Data records.
——————————

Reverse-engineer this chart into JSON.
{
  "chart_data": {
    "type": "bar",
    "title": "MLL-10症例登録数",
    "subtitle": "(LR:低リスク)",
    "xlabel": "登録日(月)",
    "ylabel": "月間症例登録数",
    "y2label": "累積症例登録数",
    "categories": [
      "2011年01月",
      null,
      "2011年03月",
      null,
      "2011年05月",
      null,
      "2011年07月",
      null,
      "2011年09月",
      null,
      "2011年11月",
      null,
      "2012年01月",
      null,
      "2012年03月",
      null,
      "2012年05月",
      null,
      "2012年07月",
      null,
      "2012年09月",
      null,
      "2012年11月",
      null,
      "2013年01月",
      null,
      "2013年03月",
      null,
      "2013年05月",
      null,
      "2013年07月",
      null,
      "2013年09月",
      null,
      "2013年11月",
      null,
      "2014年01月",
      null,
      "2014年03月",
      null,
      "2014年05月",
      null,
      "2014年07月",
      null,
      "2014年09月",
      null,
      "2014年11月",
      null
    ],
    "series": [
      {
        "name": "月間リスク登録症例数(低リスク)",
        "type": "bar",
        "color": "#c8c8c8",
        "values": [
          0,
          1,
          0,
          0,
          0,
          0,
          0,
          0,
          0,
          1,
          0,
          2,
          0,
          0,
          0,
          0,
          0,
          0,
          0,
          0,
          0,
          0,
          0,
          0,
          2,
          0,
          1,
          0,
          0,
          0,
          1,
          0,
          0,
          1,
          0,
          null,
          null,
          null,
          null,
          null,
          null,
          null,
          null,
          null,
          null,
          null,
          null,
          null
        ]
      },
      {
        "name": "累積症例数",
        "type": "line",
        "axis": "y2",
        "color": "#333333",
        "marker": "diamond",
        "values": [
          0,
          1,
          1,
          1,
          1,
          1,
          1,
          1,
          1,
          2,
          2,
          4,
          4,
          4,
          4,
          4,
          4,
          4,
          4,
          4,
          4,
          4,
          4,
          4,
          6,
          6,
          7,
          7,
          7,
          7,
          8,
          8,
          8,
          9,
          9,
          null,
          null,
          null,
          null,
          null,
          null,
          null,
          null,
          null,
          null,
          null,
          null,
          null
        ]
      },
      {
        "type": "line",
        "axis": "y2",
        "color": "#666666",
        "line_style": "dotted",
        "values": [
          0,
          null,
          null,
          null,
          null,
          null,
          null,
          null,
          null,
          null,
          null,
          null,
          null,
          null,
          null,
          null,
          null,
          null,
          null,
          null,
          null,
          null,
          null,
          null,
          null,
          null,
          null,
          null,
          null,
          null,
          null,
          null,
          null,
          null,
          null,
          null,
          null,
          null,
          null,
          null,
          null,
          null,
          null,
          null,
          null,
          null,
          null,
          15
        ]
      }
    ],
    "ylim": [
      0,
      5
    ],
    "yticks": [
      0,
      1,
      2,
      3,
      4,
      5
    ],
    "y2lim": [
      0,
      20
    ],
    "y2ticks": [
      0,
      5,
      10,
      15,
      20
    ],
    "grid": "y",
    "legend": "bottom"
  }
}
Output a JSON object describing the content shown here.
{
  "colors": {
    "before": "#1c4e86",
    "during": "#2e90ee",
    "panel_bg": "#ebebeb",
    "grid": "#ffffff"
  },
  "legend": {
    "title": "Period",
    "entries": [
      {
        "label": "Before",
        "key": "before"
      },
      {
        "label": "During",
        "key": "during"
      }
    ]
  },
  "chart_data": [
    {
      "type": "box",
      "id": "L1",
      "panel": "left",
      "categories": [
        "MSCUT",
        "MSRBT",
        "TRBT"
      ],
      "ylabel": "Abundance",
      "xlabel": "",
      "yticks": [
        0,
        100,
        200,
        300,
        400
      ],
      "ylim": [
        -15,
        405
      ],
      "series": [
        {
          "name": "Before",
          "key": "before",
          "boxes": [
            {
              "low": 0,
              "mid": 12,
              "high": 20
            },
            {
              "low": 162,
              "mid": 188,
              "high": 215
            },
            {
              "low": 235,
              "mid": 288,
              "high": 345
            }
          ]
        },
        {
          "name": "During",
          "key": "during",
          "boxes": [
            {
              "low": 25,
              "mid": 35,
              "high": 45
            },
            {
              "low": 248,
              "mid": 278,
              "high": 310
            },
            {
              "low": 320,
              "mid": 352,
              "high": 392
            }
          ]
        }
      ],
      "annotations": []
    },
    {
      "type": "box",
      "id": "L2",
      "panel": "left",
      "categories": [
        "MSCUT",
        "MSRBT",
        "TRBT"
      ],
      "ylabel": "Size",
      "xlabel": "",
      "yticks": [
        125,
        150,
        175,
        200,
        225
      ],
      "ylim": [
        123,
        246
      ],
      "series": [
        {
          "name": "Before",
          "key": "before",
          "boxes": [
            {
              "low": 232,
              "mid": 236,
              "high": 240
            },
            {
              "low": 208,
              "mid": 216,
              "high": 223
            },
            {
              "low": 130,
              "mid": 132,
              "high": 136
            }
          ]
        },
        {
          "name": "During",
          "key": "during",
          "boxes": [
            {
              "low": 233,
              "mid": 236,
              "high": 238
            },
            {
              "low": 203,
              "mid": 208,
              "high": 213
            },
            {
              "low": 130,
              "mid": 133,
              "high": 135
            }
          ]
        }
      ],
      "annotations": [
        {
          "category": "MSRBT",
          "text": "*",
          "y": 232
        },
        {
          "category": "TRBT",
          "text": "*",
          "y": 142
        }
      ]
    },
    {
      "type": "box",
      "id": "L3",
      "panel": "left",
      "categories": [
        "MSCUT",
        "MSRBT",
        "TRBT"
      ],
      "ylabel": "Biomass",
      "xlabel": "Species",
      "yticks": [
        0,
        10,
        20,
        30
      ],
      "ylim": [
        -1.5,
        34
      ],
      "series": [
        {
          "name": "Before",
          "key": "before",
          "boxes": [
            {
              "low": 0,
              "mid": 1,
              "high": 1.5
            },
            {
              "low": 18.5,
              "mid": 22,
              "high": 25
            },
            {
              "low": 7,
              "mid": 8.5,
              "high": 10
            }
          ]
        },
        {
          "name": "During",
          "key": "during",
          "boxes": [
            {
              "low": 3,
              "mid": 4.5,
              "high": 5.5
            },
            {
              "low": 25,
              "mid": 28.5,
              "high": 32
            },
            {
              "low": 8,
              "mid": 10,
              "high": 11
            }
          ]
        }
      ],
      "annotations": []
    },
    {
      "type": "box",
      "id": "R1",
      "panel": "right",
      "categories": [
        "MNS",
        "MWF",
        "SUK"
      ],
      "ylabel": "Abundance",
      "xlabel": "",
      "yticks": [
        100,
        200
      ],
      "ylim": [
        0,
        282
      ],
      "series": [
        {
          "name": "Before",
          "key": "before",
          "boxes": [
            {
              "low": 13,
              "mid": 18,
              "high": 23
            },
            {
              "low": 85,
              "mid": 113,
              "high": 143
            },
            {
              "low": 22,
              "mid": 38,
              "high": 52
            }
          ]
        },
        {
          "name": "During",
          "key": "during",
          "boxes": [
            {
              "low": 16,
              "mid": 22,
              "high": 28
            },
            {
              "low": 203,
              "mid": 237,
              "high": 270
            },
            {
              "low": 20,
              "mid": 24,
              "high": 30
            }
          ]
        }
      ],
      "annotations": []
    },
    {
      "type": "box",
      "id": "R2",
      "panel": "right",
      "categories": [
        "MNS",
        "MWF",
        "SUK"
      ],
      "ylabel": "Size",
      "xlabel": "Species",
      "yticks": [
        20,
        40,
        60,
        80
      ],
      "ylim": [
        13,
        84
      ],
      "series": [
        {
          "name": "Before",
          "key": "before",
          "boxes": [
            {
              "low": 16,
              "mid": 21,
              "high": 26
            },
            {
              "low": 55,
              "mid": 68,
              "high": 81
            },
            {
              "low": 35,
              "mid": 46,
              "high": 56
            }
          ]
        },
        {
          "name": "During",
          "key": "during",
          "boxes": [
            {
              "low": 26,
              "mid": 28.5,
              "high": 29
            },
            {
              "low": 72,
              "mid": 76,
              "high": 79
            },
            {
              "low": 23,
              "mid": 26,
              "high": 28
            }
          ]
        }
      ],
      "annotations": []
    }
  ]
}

——————————

Written request.
Report each line in the data that holds the word "低リスク".

Response to this exercise.
    "subtitle": "(LR:低リスク)",
        "name": "月間リスク登録症例数(低リスク)",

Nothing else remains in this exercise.